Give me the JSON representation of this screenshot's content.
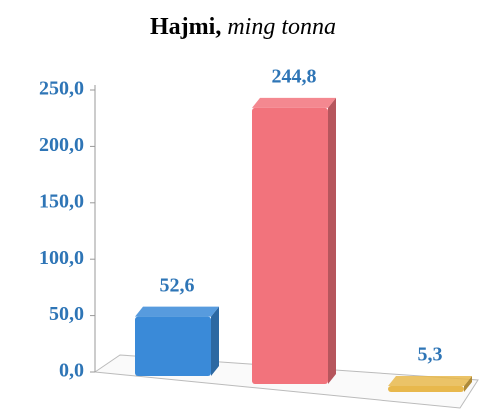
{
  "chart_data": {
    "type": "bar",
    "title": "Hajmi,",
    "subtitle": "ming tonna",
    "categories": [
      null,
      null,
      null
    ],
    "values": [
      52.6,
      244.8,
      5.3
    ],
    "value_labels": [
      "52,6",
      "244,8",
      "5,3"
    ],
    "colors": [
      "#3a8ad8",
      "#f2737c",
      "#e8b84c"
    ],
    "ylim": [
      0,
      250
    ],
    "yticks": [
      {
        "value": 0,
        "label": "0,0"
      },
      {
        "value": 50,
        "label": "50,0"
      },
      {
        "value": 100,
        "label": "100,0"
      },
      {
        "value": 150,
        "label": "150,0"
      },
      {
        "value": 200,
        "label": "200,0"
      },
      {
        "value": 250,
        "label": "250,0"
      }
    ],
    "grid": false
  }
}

--

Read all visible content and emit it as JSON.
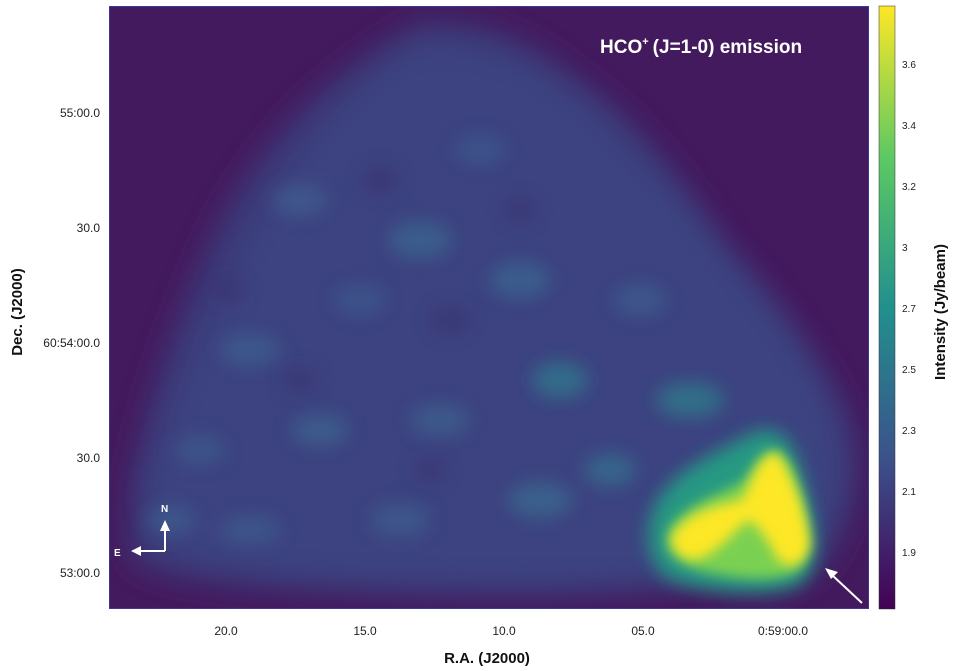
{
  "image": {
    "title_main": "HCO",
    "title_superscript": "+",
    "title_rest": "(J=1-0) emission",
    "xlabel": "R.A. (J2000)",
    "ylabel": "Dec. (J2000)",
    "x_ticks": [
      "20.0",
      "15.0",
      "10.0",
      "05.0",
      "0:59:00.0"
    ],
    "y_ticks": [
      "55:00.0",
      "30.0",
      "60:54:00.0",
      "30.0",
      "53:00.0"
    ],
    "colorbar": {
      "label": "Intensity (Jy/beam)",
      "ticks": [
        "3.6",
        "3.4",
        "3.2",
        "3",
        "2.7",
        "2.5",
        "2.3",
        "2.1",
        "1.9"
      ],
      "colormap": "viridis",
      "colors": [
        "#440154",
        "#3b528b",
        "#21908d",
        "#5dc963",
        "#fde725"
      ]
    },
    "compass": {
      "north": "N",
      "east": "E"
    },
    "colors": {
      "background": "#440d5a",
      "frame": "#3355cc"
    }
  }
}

---

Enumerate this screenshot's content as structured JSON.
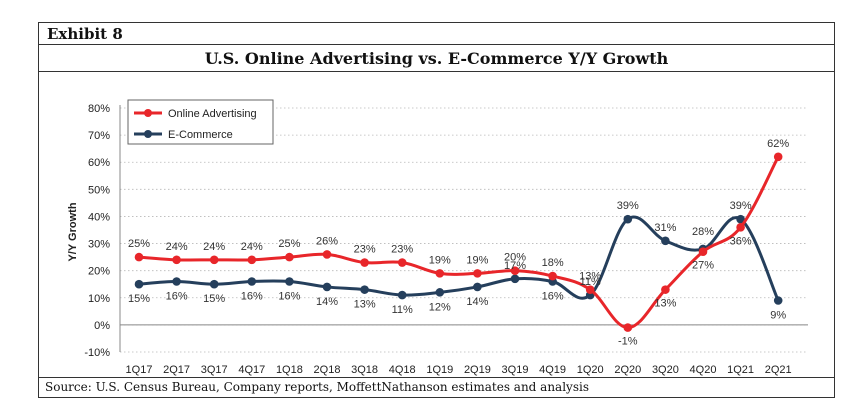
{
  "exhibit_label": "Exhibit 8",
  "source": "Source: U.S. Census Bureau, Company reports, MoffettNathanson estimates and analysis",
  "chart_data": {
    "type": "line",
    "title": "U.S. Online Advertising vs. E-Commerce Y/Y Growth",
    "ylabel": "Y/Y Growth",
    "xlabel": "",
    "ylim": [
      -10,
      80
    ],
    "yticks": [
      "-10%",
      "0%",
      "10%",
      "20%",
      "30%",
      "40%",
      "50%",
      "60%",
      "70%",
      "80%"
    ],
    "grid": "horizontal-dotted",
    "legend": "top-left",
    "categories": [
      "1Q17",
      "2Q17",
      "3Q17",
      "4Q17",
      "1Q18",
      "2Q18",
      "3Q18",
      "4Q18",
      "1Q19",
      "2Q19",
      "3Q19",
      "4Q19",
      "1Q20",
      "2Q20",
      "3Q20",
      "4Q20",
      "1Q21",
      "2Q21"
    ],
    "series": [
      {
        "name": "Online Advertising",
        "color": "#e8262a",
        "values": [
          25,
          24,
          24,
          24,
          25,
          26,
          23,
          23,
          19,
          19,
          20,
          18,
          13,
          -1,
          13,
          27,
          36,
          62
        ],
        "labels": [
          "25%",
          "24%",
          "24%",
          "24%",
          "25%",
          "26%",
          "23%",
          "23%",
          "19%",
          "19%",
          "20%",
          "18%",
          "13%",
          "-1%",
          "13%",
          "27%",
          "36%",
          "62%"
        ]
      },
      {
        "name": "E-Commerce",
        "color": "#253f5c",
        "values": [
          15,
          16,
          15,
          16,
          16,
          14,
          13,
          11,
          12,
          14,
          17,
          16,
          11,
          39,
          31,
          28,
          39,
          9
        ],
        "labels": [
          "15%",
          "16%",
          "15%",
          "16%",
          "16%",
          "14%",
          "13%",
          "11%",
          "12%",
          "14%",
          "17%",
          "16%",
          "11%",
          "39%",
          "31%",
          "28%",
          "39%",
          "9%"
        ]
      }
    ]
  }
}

[Problem to solve] Your answer should be one number: how many lines in the material above contain the string "Commerce".

[Answer to this problem] 2